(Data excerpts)
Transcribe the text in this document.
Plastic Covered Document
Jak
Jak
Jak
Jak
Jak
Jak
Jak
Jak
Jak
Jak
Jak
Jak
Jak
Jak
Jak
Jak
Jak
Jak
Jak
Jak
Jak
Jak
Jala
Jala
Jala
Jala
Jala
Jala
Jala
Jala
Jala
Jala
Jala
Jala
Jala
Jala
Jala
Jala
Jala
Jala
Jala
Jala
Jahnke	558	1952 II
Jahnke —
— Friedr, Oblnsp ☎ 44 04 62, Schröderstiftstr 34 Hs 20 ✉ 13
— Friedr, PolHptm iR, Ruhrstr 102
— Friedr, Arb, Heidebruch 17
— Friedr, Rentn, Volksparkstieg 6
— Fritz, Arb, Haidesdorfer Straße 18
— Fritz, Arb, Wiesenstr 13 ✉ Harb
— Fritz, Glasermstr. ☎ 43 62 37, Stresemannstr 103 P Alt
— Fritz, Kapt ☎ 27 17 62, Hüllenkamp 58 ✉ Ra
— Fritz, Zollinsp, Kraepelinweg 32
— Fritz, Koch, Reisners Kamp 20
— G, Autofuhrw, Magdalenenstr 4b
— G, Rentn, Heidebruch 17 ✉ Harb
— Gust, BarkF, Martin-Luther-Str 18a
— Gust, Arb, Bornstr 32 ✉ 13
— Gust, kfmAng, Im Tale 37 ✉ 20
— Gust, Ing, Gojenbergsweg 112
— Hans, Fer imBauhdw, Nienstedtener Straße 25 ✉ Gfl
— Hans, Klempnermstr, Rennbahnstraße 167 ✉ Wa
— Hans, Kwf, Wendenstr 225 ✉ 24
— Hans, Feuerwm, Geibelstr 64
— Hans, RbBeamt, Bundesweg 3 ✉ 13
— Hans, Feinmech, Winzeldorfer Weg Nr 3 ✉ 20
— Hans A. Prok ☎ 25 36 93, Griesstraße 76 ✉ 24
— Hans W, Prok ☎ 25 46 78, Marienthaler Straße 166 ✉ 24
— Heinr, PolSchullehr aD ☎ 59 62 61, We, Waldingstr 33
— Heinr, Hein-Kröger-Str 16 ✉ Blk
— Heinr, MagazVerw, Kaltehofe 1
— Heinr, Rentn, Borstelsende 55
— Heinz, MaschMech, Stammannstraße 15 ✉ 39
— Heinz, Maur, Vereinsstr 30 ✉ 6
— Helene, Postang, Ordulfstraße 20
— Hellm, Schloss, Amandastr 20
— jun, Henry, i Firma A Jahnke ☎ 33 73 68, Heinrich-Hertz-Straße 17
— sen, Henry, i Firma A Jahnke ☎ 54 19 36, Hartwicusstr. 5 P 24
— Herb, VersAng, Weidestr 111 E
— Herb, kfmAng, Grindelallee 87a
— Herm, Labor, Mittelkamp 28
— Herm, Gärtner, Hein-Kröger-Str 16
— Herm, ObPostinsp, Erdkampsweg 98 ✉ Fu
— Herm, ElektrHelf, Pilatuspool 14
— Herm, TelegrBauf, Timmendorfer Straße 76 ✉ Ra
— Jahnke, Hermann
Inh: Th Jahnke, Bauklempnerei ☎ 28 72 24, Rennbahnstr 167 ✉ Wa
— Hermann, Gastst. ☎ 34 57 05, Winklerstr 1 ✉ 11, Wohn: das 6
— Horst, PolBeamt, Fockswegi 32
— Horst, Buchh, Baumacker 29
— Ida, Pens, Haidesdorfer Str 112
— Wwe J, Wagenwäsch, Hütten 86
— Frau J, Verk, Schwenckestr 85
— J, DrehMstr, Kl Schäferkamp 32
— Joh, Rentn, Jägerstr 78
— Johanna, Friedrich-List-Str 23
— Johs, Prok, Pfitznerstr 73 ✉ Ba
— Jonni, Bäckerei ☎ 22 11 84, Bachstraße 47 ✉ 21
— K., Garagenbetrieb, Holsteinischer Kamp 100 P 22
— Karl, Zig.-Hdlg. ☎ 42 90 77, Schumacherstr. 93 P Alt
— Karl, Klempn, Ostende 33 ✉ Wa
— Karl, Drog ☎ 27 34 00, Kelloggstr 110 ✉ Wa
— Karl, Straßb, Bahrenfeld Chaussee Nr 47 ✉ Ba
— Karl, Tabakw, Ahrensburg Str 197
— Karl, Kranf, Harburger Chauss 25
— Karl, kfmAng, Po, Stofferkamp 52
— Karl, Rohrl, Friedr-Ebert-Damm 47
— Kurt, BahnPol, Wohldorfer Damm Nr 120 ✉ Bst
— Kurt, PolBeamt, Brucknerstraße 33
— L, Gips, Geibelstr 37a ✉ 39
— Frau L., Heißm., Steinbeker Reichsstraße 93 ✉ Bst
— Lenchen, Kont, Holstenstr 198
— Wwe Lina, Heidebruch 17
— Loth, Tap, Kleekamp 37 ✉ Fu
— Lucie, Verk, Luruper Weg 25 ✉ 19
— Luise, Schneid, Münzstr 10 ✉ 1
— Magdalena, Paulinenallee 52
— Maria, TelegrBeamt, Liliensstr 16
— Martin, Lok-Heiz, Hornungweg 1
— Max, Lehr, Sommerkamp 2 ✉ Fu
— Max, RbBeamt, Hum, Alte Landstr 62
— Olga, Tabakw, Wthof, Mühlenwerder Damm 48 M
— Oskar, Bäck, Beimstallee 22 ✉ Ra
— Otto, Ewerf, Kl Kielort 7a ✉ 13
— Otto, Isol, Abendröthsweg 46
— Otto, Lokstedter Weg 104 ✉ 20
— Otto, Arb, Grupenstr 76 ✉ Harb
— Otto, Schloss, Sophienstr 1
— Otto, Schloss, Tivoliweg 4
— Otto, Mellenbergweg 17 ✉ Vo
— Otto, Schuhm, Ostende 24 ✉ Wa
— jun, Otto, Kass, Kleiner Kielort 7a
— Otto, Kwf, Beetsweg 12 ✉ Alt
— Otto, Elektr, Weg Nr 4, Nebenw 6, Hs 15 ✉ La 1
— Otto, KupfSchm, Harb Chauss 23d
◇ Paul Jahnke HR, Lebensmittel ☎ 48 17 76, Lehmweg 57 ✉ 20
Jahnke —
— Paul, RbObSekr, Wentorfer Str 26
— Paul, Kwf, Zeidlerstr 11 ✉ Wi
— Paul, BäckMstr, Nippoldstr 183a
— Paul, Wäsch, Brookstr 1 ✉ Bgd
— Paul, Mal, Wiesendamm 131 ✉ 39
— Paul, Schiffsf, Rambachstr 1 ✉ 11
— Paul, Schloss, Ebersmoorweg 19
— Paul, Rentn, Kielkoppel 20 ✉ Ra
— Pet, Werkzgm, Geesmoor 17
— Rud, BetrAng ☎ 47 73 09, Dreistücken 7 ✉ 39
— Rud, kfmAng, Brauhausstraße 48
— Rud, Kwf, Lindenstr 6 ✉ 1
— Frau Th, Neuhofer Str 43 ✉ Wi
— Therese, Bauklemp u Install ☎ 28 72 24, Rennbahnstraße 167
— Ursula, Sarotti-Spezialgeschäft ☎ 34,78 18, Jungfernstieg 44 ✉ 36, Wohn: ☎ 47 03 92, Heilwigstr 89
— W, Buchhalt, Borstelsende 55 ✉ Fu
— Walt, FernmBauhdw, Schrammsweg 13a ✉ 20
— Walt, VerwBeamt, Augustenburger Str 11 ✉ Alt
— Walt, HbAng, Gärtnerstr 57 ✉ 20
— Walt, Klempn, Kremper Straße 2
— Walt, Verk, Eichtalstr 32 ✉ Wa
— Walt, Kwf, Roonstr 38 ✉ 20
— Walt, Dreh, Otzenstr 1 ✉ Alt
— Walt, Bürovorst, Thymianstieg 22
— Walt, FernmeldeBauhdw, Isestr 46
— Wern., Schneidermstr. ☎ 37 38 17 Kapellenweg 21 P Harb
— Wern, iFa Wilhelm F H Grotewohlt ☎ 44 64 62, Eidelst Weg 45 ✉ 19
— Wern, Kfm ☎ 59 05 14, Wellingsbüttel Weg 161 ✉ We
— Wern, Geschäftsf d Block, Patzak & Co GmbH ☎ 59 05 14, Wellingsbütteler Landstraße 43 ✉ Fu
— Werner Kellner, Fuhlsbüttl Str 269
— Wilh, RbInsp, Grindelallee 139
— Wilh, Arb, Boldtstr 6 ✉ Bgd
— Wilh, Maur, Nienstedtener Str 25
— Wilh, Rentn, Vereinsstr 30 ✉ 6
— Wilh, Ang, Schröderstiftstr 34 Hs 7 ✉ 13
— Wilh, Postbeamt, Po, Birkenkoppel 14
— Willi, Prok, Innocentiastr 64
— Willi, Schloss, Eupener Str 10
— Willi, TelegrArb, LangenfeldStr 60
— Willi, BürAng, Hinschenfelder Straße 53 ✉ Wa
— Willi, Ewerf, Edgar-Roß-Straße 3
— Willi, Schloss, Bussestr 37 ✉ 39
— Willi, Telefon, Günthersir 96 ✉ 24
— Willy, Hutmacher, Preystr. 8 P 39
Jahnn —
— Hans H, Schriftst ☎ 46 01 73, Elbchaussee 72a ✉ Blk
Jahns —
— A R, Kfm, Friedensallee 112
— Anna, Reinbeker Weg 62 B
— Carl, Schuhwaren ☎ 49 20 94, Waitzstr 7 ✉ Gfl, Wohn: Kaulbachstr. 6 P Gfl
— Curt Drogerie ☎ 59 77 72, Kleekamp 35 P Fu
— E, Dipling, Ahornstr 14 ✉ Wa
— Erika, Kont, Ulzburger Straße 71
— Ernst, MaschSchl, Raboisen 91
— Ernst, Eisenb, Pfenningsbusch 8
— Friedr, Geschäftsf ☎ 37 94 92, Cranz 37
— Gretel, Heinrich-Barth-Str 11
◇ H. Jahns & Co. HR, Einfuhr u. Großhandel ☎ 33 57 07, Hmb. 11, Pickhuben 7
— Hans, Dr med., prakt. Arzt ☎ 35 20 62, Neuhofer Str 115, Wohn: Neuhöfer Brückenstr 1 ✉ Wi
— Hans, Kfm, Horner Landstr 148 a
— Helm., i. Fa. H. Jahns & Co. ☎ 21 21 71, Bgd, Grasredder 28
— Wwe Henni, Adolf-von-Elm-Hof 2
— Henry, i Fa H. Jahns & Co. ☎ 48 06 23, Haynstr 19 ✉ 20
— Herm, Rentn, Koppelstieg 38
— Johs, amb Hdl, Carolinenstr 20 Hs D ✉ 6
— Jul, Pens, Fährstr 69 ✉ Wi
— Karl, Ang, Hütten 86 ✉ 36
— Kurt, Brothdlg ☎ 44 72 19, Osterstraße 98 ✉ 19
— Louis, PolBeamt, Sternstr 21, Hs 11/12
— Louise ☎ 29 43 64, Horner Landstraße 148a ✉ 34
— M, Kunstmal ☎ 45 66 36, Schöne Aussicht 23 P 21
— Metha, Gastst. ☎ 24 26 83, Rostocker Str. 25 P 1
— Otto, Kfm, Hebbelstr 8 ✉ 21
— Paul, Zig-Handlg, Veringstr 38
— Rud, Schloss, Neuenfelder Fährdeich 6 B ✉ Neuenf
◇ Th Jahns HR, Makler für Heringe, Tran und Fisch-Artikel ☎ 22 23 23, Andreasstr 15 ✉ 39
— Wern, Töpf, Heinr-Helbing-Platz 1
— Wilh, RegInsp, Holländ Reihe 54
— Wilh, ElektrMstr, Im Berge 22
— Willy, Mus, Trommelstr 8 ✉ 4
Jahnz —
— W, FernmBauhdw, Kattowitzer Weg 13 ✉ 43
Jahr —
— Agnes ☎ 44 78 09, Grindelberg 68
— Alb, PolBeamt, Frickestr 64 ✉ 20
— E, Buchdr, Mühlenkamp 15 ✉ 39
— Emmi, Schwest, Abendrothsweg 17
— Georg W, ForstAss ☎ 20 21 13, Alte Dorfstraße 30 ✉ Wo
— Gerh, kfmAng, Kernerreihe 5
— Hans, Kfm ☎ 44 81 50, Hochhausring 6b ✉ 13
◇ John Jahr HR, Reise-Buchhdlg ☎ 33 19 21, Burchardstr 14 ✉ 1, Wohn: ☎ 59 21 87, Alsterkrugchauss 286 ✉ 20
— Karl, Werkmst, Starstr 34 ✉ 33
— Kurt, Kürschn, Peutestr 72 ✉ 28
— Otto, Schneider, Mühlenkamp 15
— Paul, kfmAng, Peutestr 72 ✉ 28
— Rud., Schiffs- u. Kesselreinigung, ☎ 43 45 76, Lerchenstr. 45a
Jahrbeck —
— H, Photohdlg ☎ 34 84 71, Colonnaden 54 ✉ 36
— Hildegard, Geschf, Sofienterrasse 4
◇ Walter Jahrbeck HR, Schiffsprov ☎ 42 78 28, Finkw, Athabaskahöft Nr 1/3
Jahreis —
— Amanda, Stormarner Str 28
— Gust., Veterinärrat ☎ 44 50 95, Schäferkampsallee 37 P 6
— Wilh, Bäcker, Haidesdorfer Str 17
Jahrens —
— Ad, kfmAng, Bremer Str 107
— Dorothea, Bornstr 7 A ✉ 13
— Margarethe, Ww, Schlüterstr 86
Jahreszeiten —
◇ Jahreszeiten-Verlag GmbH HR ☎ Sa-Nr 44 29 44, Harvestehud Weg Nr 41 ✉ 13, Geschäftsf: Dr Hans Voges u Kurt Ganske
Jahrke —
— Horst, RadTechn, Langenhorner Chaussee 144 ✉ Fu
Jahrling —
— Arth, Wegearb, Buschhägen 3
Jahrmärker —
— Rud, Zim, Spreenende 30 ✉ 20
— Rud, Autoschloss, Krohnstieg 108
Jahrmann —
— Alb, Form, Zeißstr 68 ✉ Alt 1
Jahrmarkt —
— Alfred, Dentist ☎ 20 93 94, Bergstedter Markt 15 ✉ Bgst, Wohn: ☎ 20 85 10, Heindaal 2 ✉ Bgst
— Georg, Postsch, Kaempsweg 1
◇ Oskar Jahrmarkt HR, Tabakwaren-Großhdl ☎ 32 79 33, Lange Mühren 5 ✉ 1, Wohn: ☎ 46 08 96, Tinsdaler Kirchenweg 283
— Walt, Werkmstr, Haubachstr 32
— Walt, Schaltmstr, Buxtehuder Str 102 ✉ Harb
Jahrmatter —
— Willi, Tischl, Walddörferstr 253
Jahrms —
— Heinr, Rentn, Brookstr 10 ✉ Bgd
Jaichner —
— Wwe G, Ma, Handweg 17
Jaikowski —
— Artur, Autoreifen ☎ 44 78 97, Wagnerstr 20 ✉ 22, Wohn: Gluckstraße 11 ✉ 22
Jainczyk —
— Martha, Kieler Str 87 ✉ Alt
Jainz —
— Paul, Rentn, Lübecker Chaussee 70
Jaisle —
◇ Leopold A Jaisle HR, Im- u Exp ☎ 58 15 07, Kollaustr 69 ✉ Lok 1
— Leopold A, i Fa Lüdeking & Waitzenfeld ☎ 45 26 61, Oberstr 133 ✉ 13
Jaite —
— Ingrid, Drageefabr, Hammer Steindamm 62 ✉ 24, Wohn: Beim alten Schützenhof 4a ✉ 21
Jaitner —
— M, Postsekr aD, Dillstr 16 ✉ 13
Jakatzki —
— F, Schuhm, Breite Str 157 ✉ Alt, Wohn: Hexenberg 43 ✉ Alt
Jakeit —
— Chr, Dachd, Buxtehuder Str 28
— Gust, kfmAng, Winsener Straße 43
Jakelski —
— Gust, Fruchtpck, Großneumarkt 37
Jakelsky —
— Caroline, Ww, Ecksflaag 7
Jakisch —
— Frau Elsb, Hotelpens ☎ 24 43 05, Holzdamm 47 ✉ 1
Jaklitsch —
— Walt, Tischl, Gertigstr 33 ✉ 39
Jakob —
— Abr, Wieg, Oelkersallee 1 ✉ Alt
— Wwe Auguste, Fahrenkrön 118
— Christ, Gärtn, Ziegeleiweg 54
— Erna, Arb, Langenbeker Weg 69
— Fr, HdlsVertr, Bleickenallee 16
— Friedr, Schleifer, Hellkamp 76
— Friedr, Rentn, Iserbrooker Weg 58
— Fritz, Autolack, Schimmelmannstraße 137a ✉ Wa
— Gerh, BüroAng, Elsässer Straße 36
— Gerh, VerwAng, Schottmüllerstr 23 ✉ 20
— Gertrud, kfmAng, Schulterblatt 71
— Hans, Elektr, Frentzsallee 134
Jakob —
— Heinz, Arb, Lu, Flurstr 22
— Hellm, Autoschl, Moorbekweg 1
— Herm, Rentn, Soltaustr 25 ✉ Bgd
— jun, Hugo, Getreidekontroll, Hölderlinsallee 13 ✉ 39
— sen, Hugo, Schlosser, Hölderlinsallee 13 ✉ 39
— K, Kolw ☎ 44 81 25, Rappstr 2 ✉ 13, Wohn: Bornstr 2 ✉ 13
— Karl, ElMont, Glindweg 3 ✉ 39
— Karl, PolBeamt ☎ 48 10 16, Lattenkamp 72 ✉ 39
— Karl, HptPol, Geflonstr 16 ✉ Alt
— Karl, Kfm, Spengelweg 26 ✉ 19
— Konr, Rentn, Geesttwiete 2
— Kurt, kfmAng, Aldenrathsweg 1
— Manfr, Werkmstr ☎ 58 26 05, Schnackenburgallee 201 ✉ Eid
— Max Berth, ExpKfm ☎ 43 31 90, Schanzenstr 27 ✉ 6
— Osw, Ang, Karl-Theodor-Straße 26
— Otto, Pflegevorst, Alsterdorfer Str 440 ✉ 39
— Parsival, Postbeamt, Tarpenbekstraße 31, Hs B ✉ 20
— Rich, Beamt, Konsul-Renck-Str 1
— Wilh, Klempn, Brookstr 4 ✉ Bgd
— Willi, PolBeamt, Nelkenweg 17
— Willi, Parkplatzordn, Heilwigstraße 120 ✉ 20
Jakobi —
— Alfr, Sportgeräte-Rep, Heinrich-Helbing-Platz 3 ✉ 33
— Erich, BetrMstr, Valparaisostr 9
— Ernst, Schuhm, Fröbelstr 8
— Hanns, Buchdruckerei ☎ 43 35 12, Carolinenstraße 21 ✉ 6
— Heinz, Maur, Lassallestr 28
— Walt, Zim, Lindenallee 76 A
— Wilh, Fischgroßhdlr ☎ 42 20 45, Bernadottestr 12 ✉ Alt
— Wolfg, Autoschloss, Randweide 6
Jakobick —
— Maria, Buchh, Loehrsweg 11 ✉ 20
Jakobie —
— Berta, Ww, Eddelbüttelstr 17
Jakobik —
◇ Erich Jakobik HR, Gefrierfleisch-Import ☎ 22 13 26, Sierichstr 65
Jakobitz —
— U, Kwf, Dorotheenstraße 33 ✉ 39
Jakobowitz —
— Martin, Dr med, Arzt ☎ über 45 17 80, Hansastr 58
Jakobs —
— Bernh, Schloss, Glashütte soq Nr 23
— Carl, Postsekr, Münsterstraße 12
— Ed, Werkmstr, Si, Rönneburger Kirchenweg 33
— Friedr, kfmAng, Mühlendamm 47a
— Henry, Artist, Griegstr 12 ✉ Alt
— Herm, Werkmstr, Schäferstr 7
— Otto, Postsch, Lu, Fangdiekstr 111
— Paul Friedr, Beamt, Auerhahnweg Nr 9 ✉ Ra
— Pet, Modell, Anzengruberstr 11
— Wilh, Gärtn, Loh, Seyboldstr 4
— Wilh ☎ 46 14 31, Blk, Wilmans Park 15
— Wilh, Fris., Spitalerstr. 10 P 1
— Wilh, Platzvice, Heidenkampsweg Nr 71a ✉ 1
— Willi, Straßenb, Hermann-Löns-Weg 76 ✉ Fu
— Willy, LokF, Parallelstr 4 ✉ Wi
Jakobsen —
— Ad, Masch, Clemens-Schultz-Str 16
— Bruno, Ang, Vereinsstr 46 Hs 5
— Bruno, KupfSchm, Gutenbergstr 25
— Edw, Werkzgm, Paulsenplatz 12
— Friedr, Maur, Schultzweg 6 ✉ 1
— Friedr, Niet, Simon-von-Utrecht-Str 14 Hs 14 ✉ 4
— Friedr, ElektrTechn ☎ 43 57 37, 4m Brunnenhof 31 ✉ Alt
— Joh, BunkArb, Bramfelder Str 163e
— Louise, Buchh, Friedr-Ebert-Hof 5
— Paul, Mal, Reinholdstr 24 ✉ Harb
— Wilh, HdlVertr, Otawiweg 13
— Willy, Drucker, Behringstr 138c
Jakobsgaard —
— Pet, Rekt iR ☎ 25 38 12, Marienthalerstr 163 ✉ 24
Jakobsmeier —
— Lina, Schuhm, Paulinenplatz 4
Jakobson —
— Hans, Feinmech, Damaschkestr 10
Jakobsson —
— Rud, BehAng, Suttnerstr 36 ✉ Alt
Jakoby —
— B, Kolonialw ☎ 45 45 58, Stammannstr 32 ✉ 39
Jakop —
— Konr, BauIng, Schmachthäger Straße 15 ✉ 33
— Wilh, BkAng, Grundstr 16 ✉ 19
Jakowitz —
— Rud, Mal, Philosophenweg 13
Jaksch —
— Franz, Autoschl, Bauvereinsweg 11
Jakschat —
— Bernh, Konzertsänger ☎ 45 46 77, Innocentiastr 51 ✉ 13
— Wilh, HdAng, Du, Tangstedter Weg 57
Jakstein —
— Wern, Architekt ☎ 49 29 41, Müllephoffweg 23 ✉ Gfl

__Job__: Copy all lines in the listing above where the string "Jahrbeck" appears.

__Output for this task__:
Jahrbeck —
◇ Walter Jahrbeck HR, Schiffsprov ☎ 42 78 28, Finkw, Athabaskahöft Nr 1/3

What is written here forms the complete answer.